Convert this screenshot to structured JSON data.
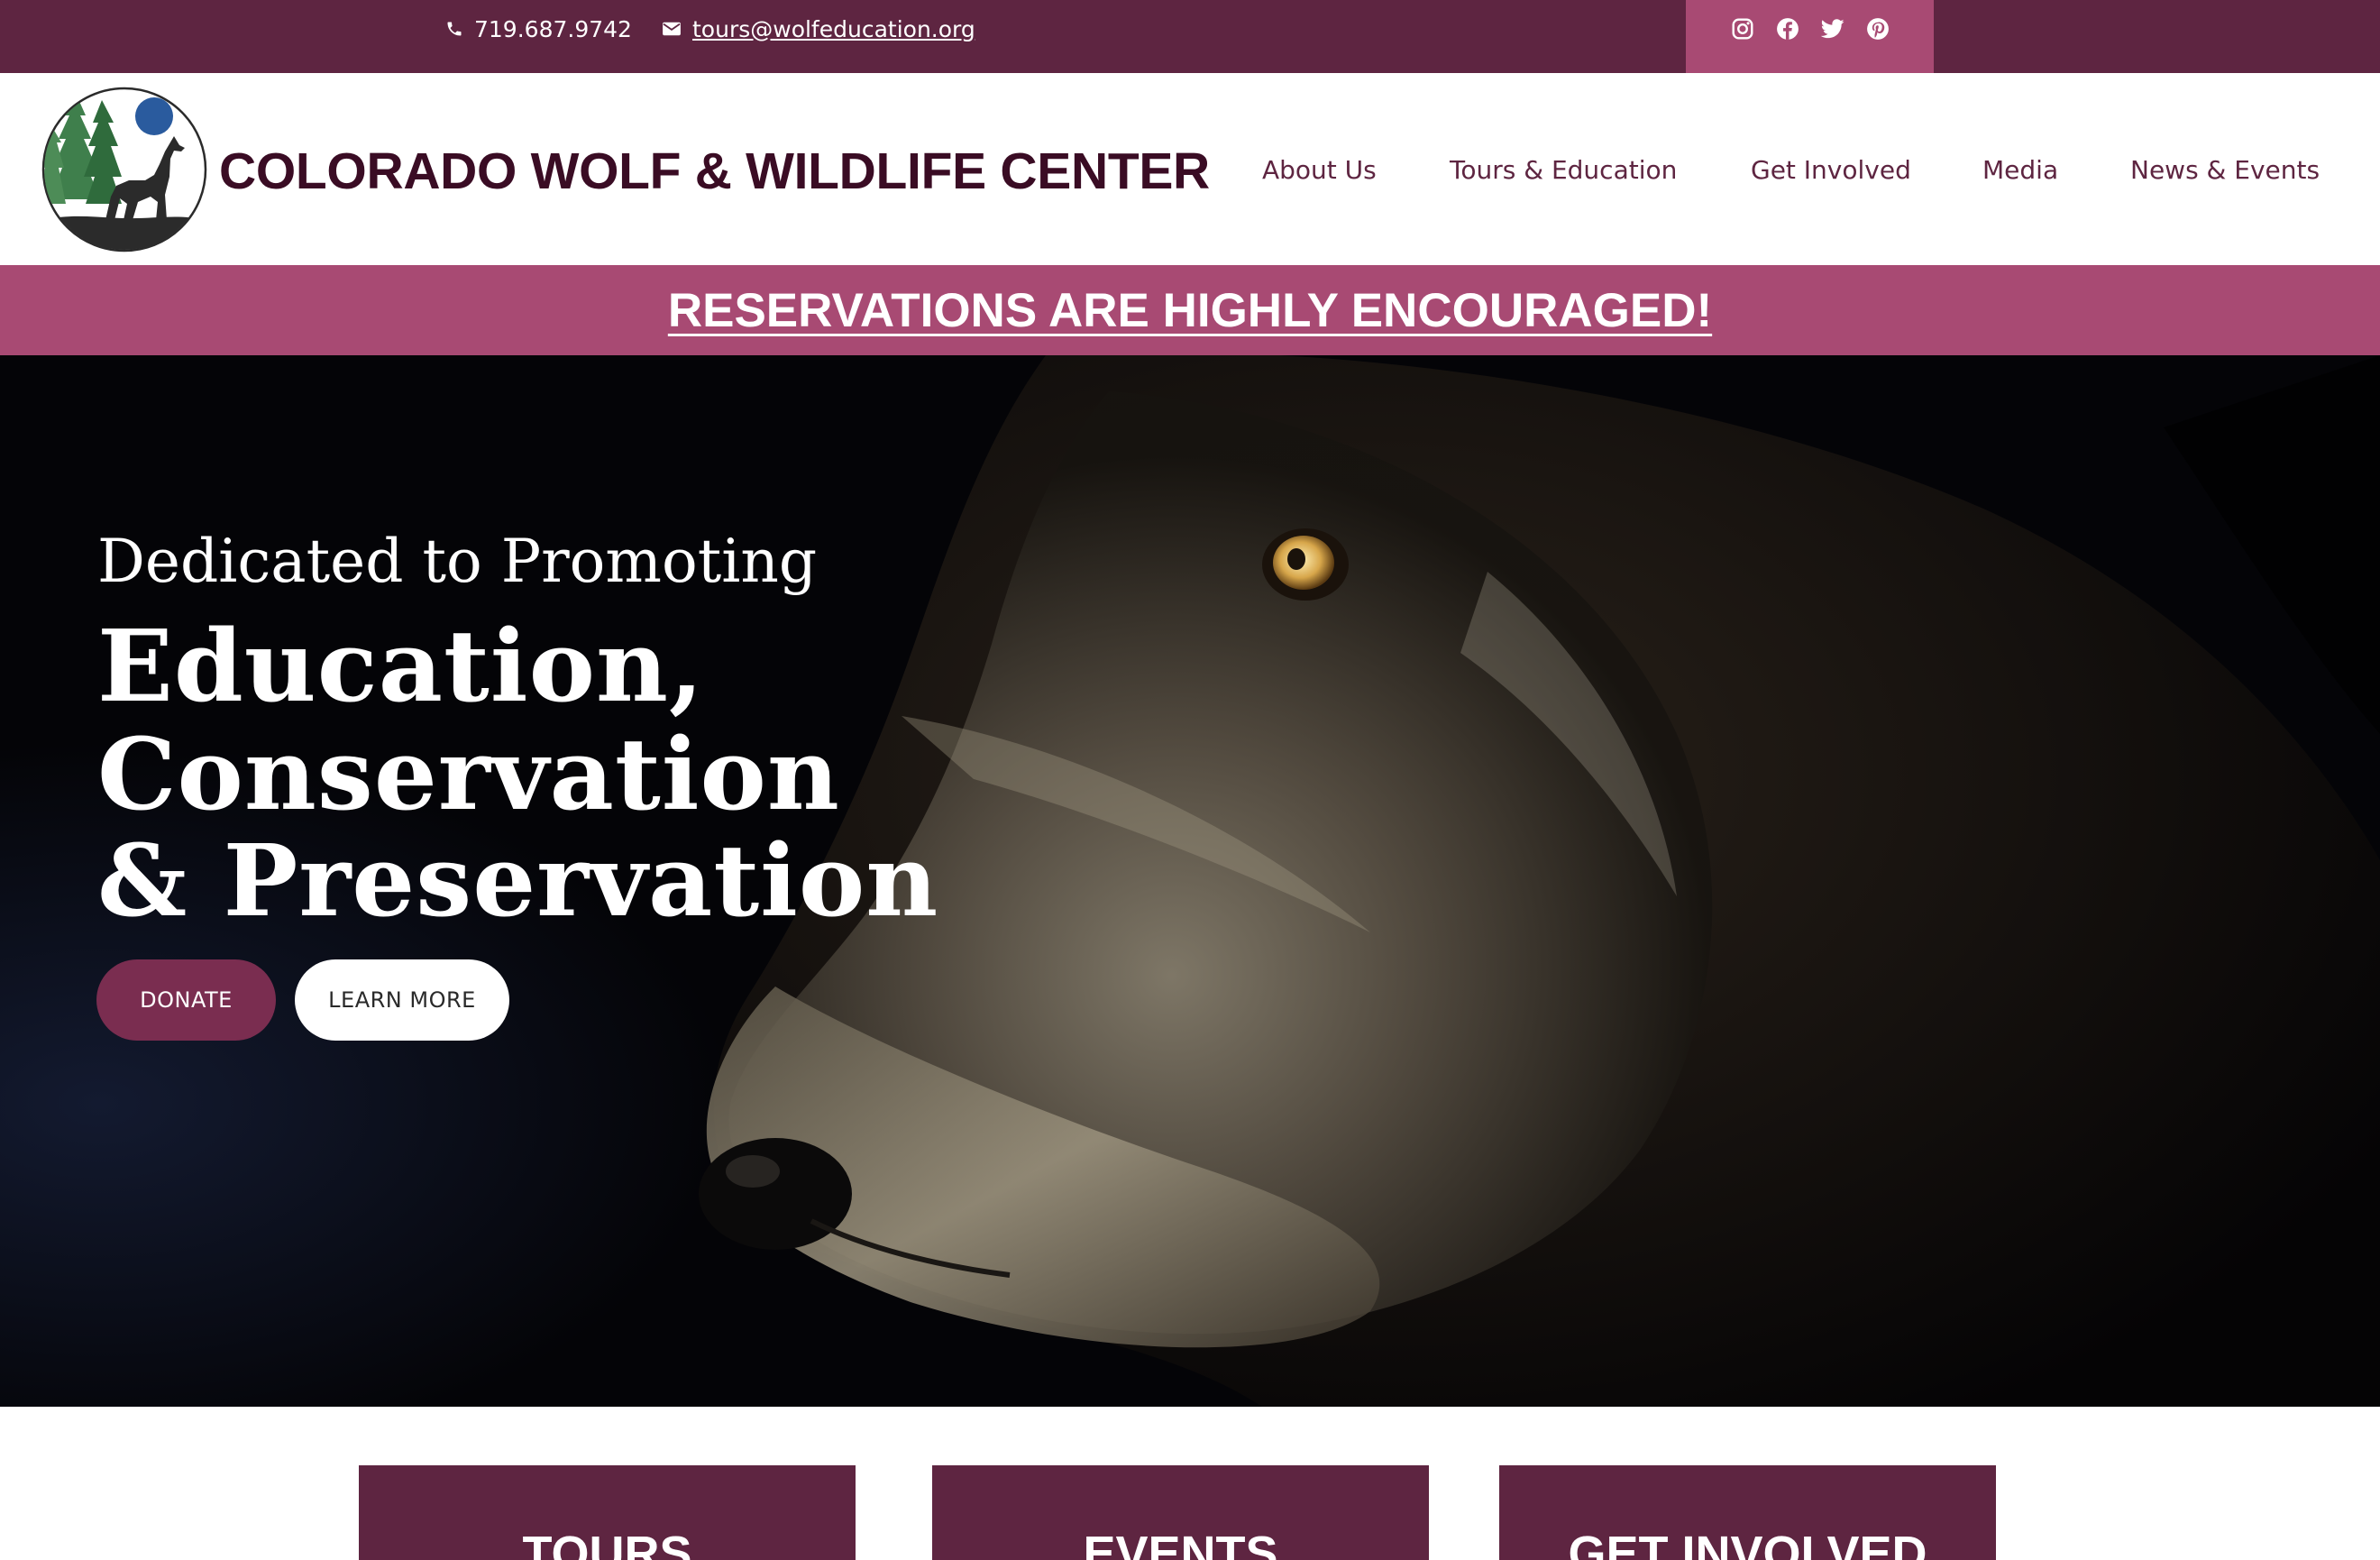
{
  "topbar": {
    "phone": "719.687.9742",
    "email": "tours@wolfeducation.org",
    "icons": [
      "phone-icon",
      "email-icon"
    ],
    "social": [
      "instagram-icon",
      "facebook-icon",
      "twitter-icon",
      "pinterest-icon"
    ]
  },
  "header": {
    "site_title": "COLORADO WOLF & WILDLIFE CENTER",
    "nav": [
      "About Us",
      "Tours & Education",
      "Get Involved",
      "Media",
      "News & Events"
    ]
  },
  "announcement": {
    "text": "RESERVATIONS ARE HIGHLY ENCOURAGED!"
  },
  "hero": {
    "subtitle": "Dedicated to Promoting",
    "lines": [
      "Education,",
      "Conservation",
      "& Preservation"
    ],
    "donate_label": "DONATE",
    "learn_more_label": "LEARN MORE"
  },
  "cards": [
    "TOURS",
    "EVENTS",
    "GET INVOLVED"
  ],
  "colors": {
    "plum": "#5e2541",
    "rose": "#a84a73",
    "donate": "#7a2d50",
    "title": "#3a0c24"
  }
}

What to work on >> Without including any picture, retype the entries exactly.

Correct response >>
Convert this screenshot to structured JSON data.
{
  "topbar": {
    "phone": "719.687.9742",
    "email": "tours@wolfeducation.org",
    "icons": [
      "phone-icon",
      "email-icon"
    ],
    "social": [
      "instagram-icon",
      "facebook-icon",
      "twitter-icon",
      "pinterest-icon"
    ]
  },
  "header": {
    "site_title": "COLORADO WOLF & WILDLIFE CENTER",
    "nav": [
      "About Us",
      "Tours & Education",
      "Get Involved",
      "Media",
      "News & Events"
    ]
  },
  "announcement": {
    "text": "RESERVATIONS ARE HIGHLY ENCOURAGED!"
  },
  "hero": {
    "subtitle": "Dedicated to Promoting",
    "lines": [
      "Education,",
      "Conservation",
      "& Preservation"
    ],
    "donate_label": "DONATE",
    "learn_more_label": "LEARN MORE"
  },
  "cards": [
    "TOURS",
    "EVENTS",
    "GET INVOLVED"
  ],
  "colors": {
    "plum": "#5e2541",
    "rose": "#a84a73",
    "donate": "#7a2d50",
    "title": "#3a0c24"
  }
}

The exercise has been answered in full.